- **WORK TASK**
Find every line of the records that has "Application" and return it.

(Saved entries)
++++++++++
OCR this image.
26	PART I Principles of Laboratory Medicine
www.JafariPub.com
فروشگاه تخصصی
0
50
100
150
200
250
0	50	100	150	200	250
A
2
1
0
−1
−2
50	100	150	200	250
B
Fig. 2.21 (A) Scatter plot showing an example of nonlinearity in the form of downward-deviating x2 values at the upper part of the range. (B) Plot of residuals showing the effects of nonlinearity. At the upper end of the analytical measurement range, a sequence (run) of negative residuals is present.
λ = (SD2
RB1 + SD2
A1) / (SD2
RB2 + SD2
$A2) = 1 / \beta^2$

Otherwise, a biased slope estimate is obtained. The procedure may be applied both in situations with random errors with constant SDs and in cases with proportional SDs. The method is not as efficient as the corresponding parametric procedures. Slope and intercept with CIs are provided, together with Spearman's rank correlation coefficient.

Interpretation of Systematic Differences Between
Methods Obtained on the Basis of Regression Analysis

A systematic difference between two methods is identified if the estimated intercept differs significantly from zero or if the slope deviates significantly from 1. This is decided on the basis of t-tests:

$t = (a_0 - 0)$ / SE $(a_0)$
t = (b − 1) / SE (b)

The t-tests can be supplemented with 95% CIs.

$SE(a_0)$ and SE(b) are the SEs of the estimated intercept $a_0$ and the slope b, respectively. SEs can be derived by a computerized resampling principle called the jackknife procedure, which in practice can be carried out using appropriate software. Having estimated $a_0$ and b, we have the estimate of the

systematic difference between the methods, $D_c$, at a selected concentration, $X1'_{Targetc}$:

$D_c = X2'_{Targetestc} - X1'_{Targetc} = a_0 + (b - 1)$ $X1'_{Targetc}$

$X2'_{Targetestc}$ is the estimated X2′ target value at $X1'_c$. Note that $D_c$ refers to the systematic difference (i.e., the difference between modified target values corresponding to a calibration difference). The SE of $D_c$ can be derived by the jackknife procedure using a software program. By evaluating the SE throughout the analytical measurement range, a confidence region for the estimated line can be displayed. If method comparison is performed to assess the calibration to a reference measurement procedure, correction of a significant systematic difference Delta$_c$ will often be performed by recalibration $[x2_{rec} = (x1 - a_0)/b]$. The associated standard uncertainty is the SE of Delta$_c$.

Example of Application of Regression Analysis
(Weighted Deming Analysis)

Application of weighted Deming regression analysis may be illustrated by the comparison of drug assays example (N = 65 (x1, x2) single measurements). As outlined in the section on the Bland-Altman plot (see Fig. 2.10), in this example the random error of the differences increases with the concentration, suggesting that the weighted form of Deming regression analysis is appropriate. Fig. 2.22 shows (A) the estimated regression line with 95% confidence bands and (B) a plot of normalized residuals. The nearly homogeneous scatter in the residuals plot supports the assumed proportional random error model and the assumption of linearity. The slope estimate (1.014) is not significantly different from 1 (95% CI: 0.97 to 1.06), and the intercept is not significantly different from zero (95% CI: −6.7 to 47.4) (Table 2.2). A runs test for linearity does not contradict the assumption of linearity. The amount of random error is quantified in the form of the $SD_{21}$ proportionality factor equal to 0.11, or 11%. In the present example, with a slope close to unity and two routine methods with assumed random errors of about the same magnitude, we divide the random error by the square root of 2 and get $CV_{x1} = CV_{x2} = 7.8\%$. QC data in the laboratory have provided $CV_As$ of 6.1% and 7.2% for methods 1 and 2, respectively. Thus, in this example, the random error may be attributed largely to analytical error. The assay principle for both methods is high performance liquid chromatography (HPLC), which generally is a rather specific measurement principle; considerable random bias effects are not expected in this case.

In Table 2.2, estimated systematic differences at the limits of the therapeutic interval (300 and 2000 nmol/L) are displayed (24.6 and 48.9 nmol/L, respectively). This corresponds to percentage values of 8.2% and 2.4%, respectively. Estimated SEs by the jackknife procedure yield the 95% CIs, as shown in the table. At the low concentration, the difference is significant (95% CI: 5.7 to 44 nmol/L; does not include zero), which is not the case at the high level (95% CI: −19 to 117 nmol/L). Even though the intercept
++++++++++
- **OUTPUT OF THE TASK**
Example of Application of Regression Analysis
Application of weighted Deming regression analysis may be illustrated by the comparison of drug assays example (N = 65 (x1, x2) single measurements). As outlined in the section on the Bland-Altman plot (see Fig. 2.10), in this example the random error of the differences increases with the concentration, suggesting that the weighted form of Deming regression analysis is appropriate. Fig. 2.22 shows (A) the estimated regression line with 95% confidence bands and (B) a plot of normalized residuals. The nearly homogeneous scatter in the residuals plot supports the assumed proportional random error model and the assumption of linearity. The slope estimate (1.014) is not significantly different from 1 (95% CI: 0.97 to 1.06), and the intercept is not significantly different from zero (95% CI: −6.7 to 47.4) (Table 2.2). A runs test for linearity does not contradict the assumption of linearity. The amount of random error is quantified in the form of the $SD_{21}$ proportionality factor equal to 0.11, or 11%. In the present example, with a slope close to unity and two routine methods with assumed random errors of about the same magnitude, we divide the random error by the square root of 2 and get $CV_{x1} = CV_{x2} = 7.8\%$. QC data in the laboratory have provided $CV_As$ of 6.1% and 7.2% for methods 1 and 2, respectively. Thus, in this example, the random error may be attributed largely to analytical error. The assay principle for both methods is high performance liquid chromatography (HPLC), which generally is a rather specific measurement principle; considerable random bias effects are not expected in this case.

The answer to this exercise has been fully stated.